__TASK PROMPT__.
Output all the material that follows, exactly as given.

__STORED RECORDS__.

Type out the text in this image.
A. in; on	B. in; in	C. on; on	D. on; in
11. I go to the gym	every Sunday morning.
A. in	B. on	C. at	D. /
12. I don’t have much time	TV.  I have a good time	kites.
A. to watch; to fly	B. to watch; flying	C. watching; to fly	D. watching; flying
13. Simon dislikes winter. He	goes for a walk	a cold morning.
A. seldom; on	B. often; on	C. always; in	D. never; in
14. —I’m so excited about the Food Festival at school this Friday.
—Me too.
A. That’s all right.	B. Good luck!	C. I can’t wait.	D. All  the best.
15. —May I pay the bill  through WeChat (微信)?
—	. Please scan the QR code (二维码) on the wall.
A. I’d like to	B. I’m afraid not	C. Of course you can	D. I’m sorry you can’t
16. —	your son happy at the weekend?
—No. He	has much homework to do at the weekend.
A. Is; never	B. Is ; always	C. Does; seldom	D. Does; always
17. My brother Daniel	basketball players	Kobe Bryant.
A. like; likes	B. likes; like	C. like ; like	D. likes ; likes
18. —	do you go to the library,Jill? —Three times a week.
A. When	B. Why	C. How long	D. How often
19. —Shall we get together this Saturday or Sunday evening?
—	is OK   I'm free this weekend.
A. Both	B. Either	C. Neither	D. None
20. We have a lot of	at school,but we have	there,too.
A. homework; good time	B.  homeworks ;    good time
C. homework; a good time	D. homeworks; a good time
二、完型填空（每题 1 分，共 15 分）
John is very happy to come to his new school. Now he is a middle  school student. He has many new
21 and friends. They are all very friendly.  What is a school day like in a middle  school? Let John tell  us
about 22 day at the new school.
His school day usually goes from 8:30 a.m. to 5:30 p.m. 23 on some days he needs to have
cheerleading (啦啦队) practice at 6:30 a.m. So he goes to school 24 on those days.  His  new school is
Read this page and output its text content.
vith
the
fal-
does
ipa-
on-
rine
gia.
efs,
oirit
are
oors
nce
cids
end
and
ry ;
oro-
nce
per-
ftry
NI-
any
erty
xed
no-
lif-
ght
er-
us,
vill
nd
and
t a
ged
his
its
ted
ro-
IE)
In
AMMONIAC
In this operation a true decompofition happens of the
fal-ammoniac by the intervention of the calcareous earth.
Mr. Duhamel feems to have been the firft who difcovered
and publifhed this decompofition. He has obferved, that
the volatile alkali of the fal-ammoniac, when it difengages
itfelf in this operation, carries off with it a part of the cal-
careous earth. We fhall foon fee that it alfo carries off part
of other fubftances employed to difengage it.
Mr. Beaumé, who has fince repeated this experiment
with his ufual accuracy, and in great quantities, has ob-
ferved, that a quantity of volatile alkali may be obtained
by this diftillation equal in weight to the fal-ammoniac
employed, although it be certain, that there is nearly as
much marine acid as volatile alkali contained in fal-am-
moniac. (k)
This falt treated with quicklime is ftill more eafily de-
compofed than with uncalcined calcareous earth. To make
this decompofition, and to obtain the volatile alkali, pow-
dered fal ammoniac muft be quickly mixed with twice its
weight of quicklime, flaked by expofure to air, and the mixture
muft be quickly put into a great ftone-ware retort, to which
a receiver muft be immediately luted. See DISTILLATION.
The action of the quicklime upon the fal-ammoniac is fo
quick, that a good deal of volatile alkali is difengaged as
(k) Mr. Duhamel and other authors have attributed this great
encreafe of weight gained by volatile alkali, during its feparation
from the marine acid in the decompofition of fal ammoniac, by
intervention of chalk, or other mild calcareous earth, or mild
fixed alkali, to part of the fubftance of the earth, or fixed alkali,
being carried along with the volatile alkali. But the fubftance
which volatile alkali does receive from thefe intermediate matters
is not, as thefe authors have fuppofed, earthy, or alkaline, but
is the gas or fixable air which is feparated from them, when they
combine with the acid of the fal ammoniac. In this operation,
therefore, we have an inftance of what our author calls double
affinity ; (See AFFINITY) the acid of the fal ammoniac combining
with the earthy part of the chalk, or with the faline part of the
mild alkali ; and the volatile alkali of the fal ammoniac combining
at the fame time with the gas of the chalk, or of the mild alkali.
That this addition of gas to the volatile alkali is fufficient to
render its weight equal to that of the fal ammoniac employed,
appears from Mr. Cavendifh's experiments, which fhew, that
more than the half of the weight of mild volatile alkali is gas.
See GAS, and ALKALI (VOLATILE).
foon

__FINAL RESULT__.
Type out the text in this image.
A. in; on	B. in; in	C. on; on	D. on; in
11. I go to the gym	every Sunday morning.
A. in	B. on	C. at	D. /
12. I don’t have much time	TV.  I have a good time	kites.
A. to watch; to fly	B. to watch; flying	C. watching; to fly	D. watching; flying
13. Simon dislikes winter. He	goes for a walk	a cold morning.
A. seldom; on	B. often; on	C. always; in	D. never; in
14. —I’m so excited about the Food Festival at school this Friday.
—Me too.
A. That’s all right.	B. Good luck!	C. I can’t wait.	D. All  the best.
15. —May I pay the bill  through WeChat (微信)?
—	. Please scan the QR code (二维码) on the wall.
A. I’d like to	B. I’m afraid not	C. Of course you can	D. I’m sorry you can’t
16. —	your son happy at the weekend?
—No. He	has much homework to do at the weekend.
A. Is; never	B. Is ; always	C. Does; seldom	D. Does; always
17. My brother Daniel	basketball players	Kobe Bryant.
A. like; likes	B. likes; like	C. like ; like	D. likes ; likes
18. —	do you go to the library,Jill? —Three times a week.
A. When	B. Why	C. How long	D. How often
19. —Shall we get together this Saturday or Sunday evening?
—	is OK   I'm free this weekend.
A. Both	B. Either	C. Neither	D. None
20. We have a lot of	at school,but we have	there,too.
A. homework; good time	B.  homeworks ;    good time
C. homework; a good time	D. homeworks; a good time
二、完型填空（每题 1 分，共 15 分）
John is very happy to come to his new school. Now he is a middle  school student. He has many new
21 and friends. They are all very friendly.  What is a school day like in a middle  school? Let John tell  us
about 22 day at the new school.
His school day usually goes from 8:30 a.m. to 5:30 p.m. 23 on some days he needs to have
cheerleading (啦啦队) practice at 6:30 a.m. So he goes to school 24 on those days.  His  new school is
Read this page and output its text content.
vith
the
fal-
does
ipa-
on-
rine
gia.
efs,
oirit
are
oors
nce
cids
end
and
ry ;
oro-
nce
per-
ftry
NI-
any
erty
xed
no-
lif-
ght
er-
us,
vill
nd
and
t a
ged
his
its
ted
ro-
IE)
In
AMMONIAC
In this operation a true decompofition happens of the
fal-ammoniac by the intervention of the calcareous earth.
Mr. Duhamel feems to have been the firft who difcovered
and publifhed this decompofition. He has obferved, that
the volatile alkali of the fal-ammoniac, when it difengages
itfelf in this operation, carries off with it a part of the cal-
careous earth. We fhall foon fee that it alfo carries off part
of other fubftances employed to difengage it.
Mr. Beaumé, who has fince repeated this experiment
with his ufual accuracy, and in great quantities, has ob-
ferved, that a quantity of volatile alkali may be obtained
by this diftillation equal in weight to the fal-ammoniac
employed, although it be certain, that there is nearly as
much marine acid as volatile alkali contained in fal-am-
moniac. (k)
This falt treated with quicklime is ftill more eafily de-
compofed than with uncalcined calcareous earth. To make
this decompofition, and to obtain the volatile alkali, pow-
dered fal ammoniac muft be quickly mixed with twice its
weight of quicklime, flaked by expofure to air, and the mixture
muft be quickly put into a great ftone-ware retort, to which
a receiver muft be immediately luted. See DISTILLATION.
The action of the quicklime upon the fal-ammoniac is fo
quick, that a good deal of volatile alkali is difengaged as
(k) Mr. Duhamel and other authors have attributed this great
encreafe of weight gained by volatile alkali, during its feparation
from the marine acid in the decompofition of fal ammoniac, by
intervention of chalk, or other mild calcareous earth, or mild
fixed alkali, to part of the fubftance of the earth, or fixed alkali,
being carried along with the volatile alkali. But the fubftance
which volatile alkali does receive from thefe intermediate matters
is not, as thefe authors have fuppofed, earthy, or alkaline, but
is the gas or fixable air which is feparated from them, when they
combine with the acid of the fal ammoniac. In this operation,
therefore, we have an inftance of what our author calls double
affinity ; (See AFFINITY) the acid of the fal ammoniac combining
with the earthy part of the chalk, or with the faline part of the
mild alkali ; and the volatile alkali of the fal ammoniac combining
at the fame time with the gas of the chalk, or of the mild alkali.
That this addition of gas to the volatile alkali is fufficient to
render its weight equal to that of the fal ammoniac employed,
appears from Mr. Cavendifh's experiments, which fhew, that
more than the half of the weight of mild volatile alkali is gas.
See GAS, and ALKALI (VOLATILE).
foon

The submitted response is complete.